## [YOUR GOAL]
Extract every line that contains the string "JSON".

## [EXCERPTED DATA]

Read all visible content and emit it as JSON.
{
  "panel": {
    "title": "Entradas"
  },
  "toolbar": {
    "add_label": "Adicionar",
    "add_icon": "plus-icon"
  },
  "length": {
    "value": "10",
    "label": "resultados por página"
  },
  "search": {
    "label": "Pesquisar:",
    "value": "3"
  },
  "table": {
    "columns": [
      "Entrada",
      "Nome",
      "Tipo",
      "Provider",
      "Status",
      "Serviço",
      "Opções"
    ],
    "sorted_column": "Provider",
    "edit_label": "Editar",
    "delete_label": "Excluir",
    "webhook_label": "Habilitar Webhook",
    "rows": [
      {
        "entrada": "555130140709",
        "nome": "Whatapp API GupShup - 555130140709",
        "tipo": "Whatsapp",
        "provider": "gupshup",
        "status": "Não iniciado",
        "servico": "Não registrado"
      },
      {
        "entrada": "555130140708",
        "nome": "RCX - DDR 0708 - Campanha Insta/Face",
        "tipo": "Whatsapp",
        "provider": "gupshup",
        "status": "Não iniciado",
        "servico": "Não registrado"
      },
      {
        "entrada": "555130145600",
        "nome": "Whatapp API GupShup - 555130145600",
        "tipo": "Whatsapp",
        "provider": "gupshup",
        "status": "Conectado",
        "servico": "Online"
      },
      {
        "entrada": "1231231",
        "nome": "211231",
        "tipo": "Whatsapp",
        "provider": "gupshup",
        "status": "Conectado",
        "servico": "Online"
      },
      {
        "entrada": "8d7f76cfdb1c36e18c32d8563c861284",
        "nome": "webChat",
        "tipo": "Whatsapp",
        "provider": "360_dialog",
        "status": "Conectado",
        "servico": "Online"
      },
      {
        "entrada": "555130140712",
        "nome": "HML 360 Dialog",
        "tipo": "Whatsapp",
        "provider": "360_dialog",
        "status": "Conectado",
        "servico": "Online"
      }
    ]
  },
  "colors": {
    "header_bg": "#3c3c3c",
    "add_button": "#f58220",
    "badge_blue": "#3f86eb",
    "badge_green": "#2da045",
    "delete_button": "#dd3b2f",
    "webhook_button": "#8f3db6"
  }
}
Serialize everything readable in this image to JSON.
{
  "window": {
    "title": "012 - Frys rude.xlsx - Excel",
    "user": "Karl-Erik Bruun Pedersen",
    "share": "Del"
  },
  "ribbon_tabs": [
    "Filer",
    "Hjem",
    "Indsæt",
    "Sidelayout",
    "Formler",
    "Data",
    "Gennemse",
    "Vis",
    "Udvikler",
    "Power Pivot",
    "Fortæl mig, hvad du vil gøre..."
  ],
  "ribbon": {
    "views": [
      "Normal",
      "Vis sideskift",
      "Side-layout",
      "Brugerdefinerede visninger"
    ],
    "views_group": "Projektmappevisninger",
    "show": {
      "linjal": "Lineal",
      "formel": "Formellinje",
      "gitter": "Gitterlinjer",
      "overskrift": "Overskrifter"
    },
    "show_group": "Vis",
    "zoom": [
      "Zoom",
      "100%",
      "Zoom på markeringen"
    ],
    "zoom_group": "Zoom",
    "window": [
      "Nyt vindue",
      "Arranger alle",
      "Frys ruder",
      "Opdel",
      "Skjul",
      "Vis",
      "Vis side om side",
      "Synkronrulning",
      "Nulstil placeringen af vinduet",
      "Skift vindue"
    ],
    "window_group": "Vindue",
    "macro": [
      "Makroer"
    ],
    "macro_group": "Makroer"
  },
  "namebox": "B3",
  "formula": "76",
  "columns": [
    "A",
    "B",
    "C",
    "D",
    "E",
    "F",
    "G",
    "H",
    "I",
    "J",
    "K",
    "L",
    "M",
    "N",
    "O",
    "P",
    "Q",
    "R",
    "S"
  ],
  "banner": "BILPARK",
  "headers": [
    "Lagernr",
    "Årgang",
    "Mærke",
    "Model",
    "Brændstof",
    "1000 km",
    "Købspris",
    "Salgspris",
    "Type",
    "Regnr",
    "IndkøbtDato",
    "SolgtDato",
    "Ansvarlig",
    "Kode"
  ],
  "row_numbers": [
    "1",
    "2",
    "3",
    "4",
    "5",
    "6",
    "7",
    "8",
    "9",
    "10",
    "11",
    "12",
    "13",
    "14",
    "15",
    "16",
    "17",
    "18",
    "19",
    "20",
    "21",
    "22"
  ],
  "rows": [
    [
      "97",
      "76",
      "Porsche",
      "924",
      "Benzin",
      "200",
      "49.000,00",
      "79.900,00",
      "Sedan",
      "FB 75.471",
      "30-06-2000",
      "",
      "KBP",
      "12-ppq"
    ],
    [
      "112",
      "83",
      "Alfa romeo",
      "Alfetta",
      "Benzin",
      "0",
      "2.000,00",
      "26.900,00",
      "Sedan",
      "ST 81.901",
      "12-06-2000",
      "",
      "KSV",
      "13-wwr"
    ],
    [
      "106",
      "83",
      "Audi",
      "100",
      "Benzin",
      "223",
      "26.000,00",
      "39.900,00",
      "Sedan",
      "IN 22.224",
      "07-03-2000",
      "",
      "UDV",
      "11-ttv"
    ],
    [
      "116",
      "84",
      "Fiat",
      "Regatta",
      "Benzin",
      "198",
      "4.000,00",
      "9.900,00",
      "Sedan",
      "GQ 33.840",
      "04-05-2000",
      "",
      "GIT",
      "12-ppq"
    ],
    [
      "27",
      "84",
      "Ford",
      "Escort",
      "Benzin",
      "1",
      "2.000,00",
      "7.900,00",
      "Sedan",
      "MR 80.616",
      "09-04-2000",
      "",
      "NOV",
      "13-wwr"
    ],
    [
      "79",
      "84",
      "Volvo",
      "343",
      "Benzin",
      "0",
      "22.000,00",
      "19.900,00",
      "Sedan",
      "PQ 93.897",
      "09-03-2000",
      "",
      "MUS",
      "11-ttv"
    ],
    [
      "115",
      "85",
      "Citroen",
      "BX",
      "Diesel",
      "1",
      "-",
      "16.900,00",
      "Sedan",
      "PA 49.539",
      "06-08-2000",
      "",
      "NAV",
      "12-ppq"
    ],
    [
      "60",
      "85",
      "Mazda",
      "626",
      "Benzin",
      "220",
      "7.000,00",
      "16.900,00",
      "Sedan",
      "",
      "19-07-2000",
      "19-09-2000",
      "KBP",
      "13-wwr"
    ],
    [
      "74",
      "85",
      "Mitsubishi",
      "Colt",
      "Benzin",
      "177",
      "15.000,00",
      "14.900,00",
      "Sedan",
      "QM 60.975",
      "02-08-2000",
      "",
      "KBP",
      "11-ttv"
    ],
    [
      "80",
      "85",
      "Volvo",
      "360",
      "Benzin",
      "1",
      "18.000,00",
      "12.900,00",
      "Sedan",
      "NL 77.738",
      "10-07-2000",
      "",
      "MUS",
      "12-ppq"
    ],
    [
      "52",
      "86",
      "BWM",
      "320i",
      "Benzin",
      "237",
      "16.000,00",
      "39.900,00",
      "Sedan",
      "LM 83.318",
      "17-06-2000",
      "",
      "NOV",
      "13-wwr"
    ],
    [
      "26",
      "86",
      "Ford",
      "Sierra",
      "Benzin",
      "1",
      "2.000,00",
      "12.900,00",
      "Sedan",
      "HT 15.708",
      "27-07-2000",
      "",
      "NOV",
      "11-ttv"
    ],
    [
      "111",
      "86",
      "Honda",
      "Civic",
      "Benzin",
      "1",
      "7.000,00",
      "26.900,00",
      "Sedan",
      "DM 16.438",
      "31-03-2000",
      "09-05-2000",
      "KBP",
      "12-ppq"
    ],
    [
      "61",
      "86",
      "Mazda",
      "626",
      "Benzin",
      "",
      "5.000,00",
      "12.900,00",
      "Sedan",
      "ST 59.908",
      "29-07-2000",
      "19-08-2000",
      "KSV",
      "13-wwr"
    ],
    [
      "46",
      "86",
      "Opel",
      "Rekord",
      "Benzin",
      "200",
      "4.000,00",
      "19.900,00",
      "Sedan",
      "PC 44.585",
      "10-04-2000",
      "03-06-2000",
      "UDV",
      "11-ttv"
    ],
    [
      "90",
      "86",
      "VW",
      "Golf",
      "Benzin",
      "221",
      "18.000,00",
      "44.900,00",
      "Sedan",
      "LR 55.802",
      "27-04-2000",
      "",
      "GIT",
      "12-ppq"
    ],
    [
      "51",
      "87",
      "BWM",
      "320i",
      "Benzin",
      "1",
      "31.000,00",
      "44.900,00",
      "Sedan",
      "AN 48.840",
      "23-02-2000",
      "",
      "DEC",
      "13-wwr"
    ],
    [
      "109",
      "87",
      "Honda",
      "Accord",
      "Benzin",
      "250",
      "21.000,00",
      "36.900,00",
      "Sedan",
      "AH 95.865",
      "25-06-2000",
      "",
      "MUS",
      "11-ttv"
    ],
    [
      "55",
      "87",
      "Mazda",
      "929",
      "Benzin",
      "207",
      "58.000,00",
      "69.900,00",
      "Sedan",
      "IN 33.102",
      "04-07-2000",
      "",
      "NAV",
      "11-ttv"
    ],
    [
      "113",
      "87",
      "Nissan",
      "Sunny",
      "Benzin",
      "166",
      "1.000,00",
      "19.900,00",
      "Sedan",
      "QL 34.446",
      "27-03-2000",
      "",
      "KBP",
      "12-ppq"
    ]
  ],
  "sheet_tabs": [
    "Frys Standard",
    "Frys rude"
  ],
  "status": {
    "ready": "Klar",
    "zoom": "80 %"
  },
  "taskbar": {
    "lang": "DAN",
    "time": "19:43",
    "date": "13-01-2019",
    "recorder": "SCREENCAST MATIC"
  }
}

## [REPLY]
Read all visible content and emit it as JSON.
Serialize everything readable in this image to JSON.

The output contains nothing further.